+++ ENTRIES SHOWN

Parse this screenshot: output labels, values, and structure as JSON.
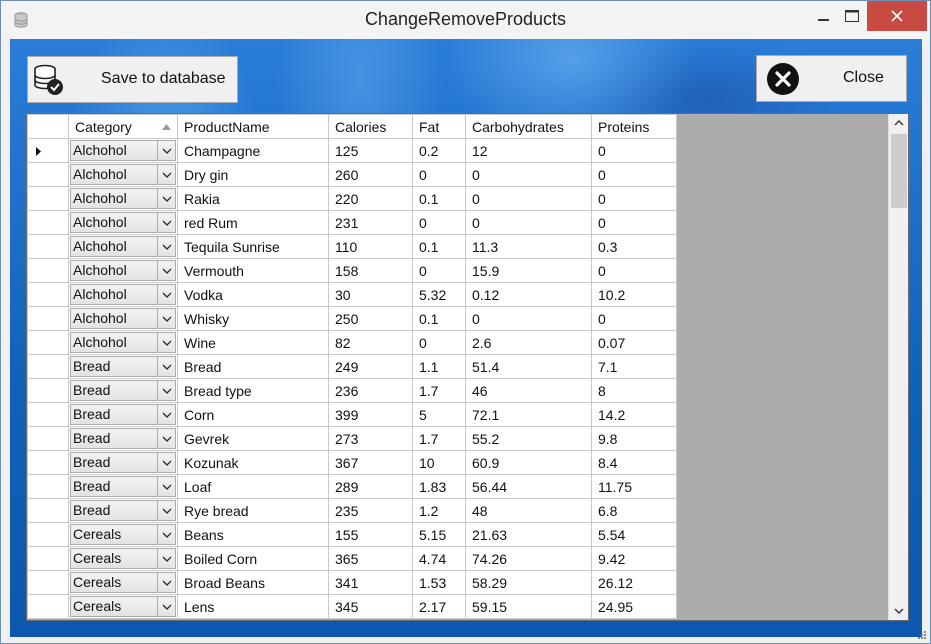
{
  "window": {
    "title": "ChangeRemoveProducts"
  },
  "toolbar": {
    "save_label": "Save to database",
    "close_label": "Close"
  },
  "grid": {
    "columns": [
      "Category",
      "ProductName",
      "Calories",
      "Fat",
      "Carbohydrates",
      "Proteins"
    ],
    "rows": [
      {
        "category": "Alchohol",
        "name": "Champagne",
        "calories": "125",
        "fat": "0.2",
        "carbs": "12",
        "proteins": "0"
      },
      {
        "category": "Alchohol",
        "name": "Dry gin",
        "calories": "260",
        "fat": "0",
        "carbs": "0",
        "proteins": "0"
      },
      {
        "category": "Alchohol",
        "name": "Rakia",
        "calories": "220",
        "fat": "0.1",
        "carbs": "0",
        "proteins": "0"
      },
      {
        "category": "Alchohol",
        "name": "red Rum",
        "calories": "231",
        "fat": "0",
        "carbs": "0",
        "proteins": "0"
      },
      {
        "category": "Alchohol",
        "name": "Tequila Sunrise",
        "calories": "110",
        "fat": "0.1",
        "carbs": "11.3",
        "proteins": "0.3"
      },
      {
        "category": "Alchohol",
        "name": "Vermouth",
        "calories": "158",
        "fat": "0",
        "carbs": "15.9",
        "proteins": "0"
      },
      {
        "category": "Alchohol",
        "name": "Vodka",
        "calories": "30",
        "fat": "5.32",
        "carbs": "0.12",
        "proteins": "10.2"
      },
      {
        "category": "Alchohol",
        "name": "Whisky",
        "calories": "250",
        "fat": "0.1",
        "carbs": "0",
        "proteins": "0"
      },
      {
        "category": "Alchohol",
        "name": "Wine",
        "calories": "82",
        "fat": "0",
        "carbs": "2.6",
        "proteins": "0.07"
      },
      {
        "category": "Bread",
        "name": "Bread",
        "calories": "249",
        "fat": "1.1",
        "carbs": "51.4",
        "proteins": "7.1"
      },
      {
        "category": "Bread",
        "name": "Bread type",
        "calories": "236",
        "fat": "1.7",
        "carbs": "46",
        "proteins": "8"
      },
      {
        "category": "Bread",
        "name": "Corn",
        "calories": "399",
        "fat": "5",
        "carbs": "72.1",
        "proteins": "14.2"
      },
      {
        "category": "Bread",
        "name": "Gevrek",
        "calories": "273",
        "fat": "1.7",
        "carbs": "55.2",
        "proteins": "9.8"
      },
      {
        "category": "Bread",
        "name": "Kozunak",
        "calories": "367",
        "fat": "10",
        "carbs": "60.9",
        "proteins": "8.4"
      },
      {
        "category": "Bread",
        "name": "Loaf",
        "calories": "289",
        "fat": "1.83",
        "carbs": "56.44",
        "proteins": "11.75"
      },
      {
        "category": "Bread",
        "name": "Rye bread",
        "calories": "235",
        "fat": "1.2",
        "carbs": "48",
        "proteins": "6.8"
      },
      {
        "category": "Cereals",
        "name": "Beans",
        "calories": "155",
        "fat": "5.15",
        "carbs": "21.63",
        "proteins": "5.54"
      },
      {
        "category": "Cereals",
        "name": "Boiled Corn",
        "calories": "365",
        "fat": "4.74",
        "carbs": "74.26",
        "proteins": "9.42"
      },
      {
        "category": "Cereals",
        "name": "Broad Beans",
        "calories": "341",
        "fat": "1.53",
        "carbs": "58.29",
        "proteins": "26.12"
      },
      {
        "category": "Cereals",
        "name": "Lens",
        "calories": "345",
        "fat": "2.17",
        "carbs": "59.15",
        "proteins": "24.95"
      }
    ]
  },
  "icons": {
    "app": "database-icon",
    "save": "database-check-icon",
    "close": "close-circle-icon"
  },
  "colors": {
    "titlebar_close": "#c94a42",
    "background_accent": "#1b6ec4"
  }
}
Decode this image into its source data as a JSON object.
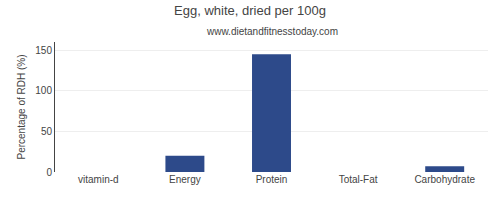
{
  "chart_data": {
    "type": "bar",
    "title": "Egg, white, dried per 100g",
    "subtitle": "www.dietandfitnesstoday.com",
    "categories": [
      "vitamin-d",
      "Energy",
      "Protein",
      "Total-Fat",
      "Carbohydrate"
    ],
    "values": [
      0,
      20,
      145,
      0,
      7
    ],
    "color": "#2d4a8a",
    "ylabel": "Percentage of RDH (%)",
    "ylim": [
      0,
      160
    ],
    "yticks": [
      0,
      50,
      100,
      150
    ],
    "grid": true
  }
}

++++++

The expected output is every entry above, retyped exactly, with the pictures removed.

Parse this screenshot: output labels, values, and structure as JSON.
{
  "window": {
    "title": "ChangeRemoveProducts"
  },
  "toolbar": {
    "save_label": "Save to database",
    "close_label": "Close"
  },
  "grid": {
    "columns": [
      "Category",
      "ProductName",
      "Calories",
      "Fat",
      "Carbohydrates",
      "Proteins"
    ],
    "rows": [
      {
        "category": "Alchohol",
        "name": "Champagne",
        "calories": "125",
        "fat": "0.2",
        "carbs": "12",
        "proteins": "0"
      },
      {
        "category": "Alchohol",
        "name": "Dry gin",
        "calories": "260",
        "fat": "0",
        "carbs": "0",
        "proteins": "0"
      },
      {
        "category": "Alchohol",
        "name": "Rakia",
        "calories": "220",
        "fat": "0.1",
        "carbs": "0",
        "proteins": "0"
      },
      {
        "category": "Alchohol",
        "name": "red Rum",
        "calories": "231",
        "fat": "0",
        "carbs": "0",
        "proteins": "0"
      },
      {
        "category": "Alchohol",
        "name": "Tequila Sunrise",
        "calories": "110",
        "fat": "0.1",
        "carbs": "11.3",
        "proteins": "0.3"
      },
      {
        "category": "Alchohol",
        "name": "Vermouth",
        "calories": "158",
        "fat": "0",
        "carbs": "15.9",
        "proteins": "0"
      },
      {
        "category": "Alchohol",
        "name": "Vodka",
        "calories": "30",
        "fat": "5.32",
        "carbs": "0.12",
        "proteins": "10.2"
      },
      {
        "category": "Alchohol",
        "name": "Whisky",
        "calories": "250",
        "fat": "0.1",
        "carbs": "0",
        "proteins": "0"
      },
      {
        "category": "Alchohol",
        "name": "Wine",
        "calories": "82",
        "fat": "0",
        "carbs": "2.6",
        "proteins": "0.07"
      },
      {
        "category": "Bread",
        "name": "Bread",
        "calories": "249",
        "fat": "1.1",
        "carbs": "51.4",
        "proteins": "7.1"
      },
      {
        "category": "Bread",
        "name": "Bread type",
        "calories": "236",
        "fat": "1.7",
        "carbs": "46",
        "proteins": "8"
      },
      {
        "category": "Bread",
        "name": "Corn",
        "calories": "399",
        "fat": "5",
        "carbs": "72.1",
        "proteins": "14.2"
      },
      {
        "category": "Bread",
        "name": "Gevrek",
        "calories": "273",
        "fat": "1.7",
        "carbs": "55.2",
        "proteins": "9.8"
      },
      {
        "category": "Bread",
        "name": "Kozunak",
        "calories": "367",
        "fat": "10",
        "carbs": "60.9",
        "proteins": "8.4"
      },
      {
        "category": "Bread",
        "name": "Loaf",
        "calories": "289",
        "fat": "1.83",
        "carbs": "56.44",
        "proteins": "11.75"
      },
      {
        "category": "Bread",
        "name": "Rye bread",
        "calories": "235",
        "fat": "1.2",
        "carbs": "48",
        "proteins": "6.8"
      },
      {
        "category": "Cereals",
        "name": "Beans",
        "calories": "155",
        "fat": "5.15",
        "carbs": "21.63",
        "proteins": "5.54"
      },
      {
        "category": "Cereals",
        "name": "Boiled Corn",
        "calories": "365",
        "fat": "4.74",
        "carbs": "74.26",
        "proteins": "9.42"
      },
      {
        "category": "Cereals",
        "name": "Broad Beans",
        "calories": "341",
        "fat": "1.53",
        "carbs": "58.29",
        "proteins": "26.12"
      },
      {
        "category": "Cereals",
        "name": "Lens",
        "calories": "345",
        "fat": "2.17",
        "carbs": "59.15",
        "proteins": "24.95"
      }
    ]
  },
  "icons": {
    "app": "database-icon",
    "save": "database-check-icon",
    "close": "close-circle-icon"
  },
  "colors": {
    "titlebar_close": "#c94a42",
    "background_accent": "#1b6ec4"
  }
}
Decode this image into its source data as a JSON object.
{
  "chart_data": {
    "type": "bar",
    "title": "Egg, white, dried per 100g",
    "subtitle": "www.dietandfitnesstoday.com",
    "categories": [
      "vitamin-d",
      "Energy",
      "Protein",
      "Total-Fat",
      "Carbohydrate"
    ],
    "values": [
      0,
      20,
      145,
      0,
      7
    ],
    "color": "#2d4a8a",
    "ylabel": "Percentage of RDH (%)",
    "ylim": [
      0,
      160
    ],
    "yticks": [
      0,
      50,
      100,
      150
    ],
    "grid": true
  }
}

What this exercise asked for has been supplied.